**Source text:**
The same holds true for anything beyond the main waterbird-landbird dichotomy. Coronaves and Metaves should have set off the warning bells. Anyone can be a brave and important avian taxonomist these days, the software is there, just build a dataset and name your "clades". Which ones are true? I think the methodology is too crude/misoptimized by far to be sure.
As a formally trained evolutionary ornithologist, I advise you to remain equivocal about the matter for at least 2 more publication cycles. Probably better 3-4. Maybe I will find something, probably someone else will find something, more likely than not Mayr will be the one to make the decisive breakthrough; no matter, it is not there yet. The methodology is not there yet. The published results make complete sense as such, but this is only because I have seen how unstable the entire thing is. You follow the SOP and will find robust clades. Problem is, tweak the taxon sample a bit and you will find other "robust clades". One must really play with it to see how much the maths are optimized to yield "robust clades" no matter what half-digested data you put into it. If no signal is found, it is created ex silico, and PAUP* and PhyML (these I have tried, but others are probably no difference) are pretty damn good at it.

**Job:**
Using the comment on bird taxonomy, explain in one to three sentences why the writer advises staying equivocal for at least two more publication cycles. The data that comes after this passage has no connection to it.

**Data supplied:**
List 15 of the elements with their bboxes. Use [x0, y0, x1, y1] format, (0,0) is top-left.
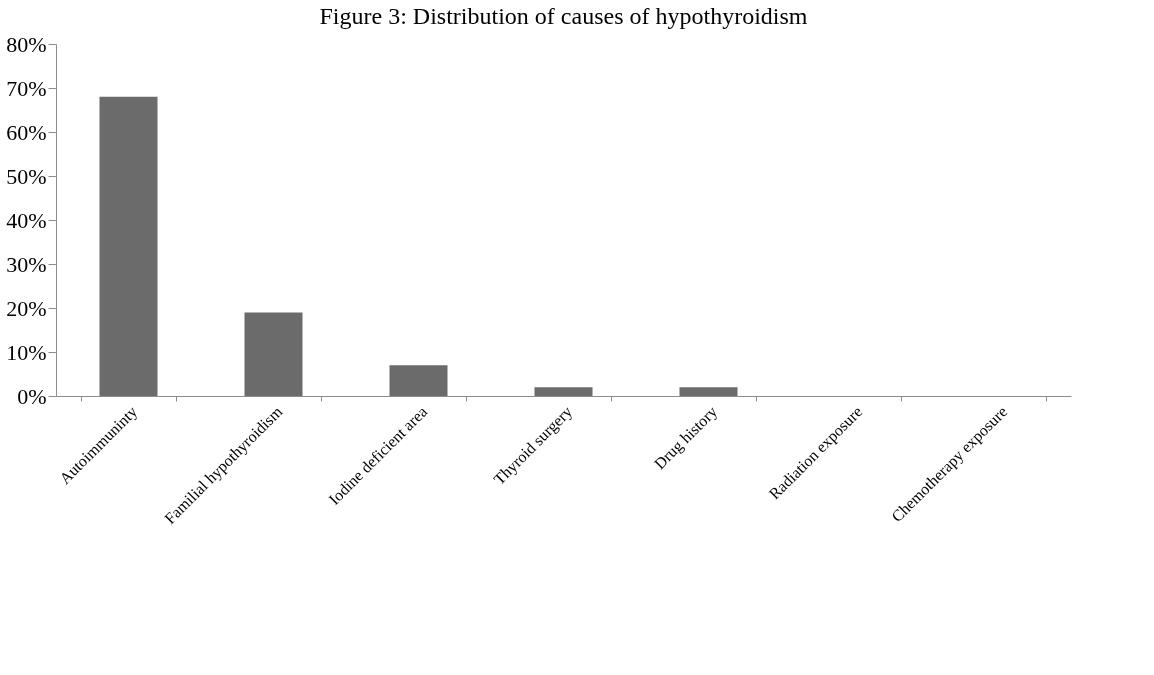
y-tick-label: 80%: [6, 31, 47, 57]
y-tick-label: 30%: [6, 251, 47, 277]
chart-title: Figure 3: Distribution of causes of hypothyroidism: [319, 3, 808, 29]
y-tick-label: 0%: [17, 383, 47, 409]
bar: [244, 312, 303, 396]
bar: [679, 387, 738, 396]
y-tick-label: 70%: [6, 75, 47, 101]
y-tick-label: 50%: [6, 163, 47, 189]
y-tick-label: 40%: [6, 207, 47, 233]
y-tick-label: 10%: [6, 339, 47, 365]
y-tick-label: 60%: [6, 119, 47, 145]
bar: [389, 365, 448, 396]
bar: [534, 387, 593, 396]
bar: [99, 96, 158, 396]
y-tick-label: 20%: [6, 295, 47, 321]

**Output:**
The writer says the methodology is not there yet: tweaking the taxon sample a bit produces other "robust clades." The math is optimized to yield such clades from whatever data goes in, and when no signal is found, the software creates one ex silico.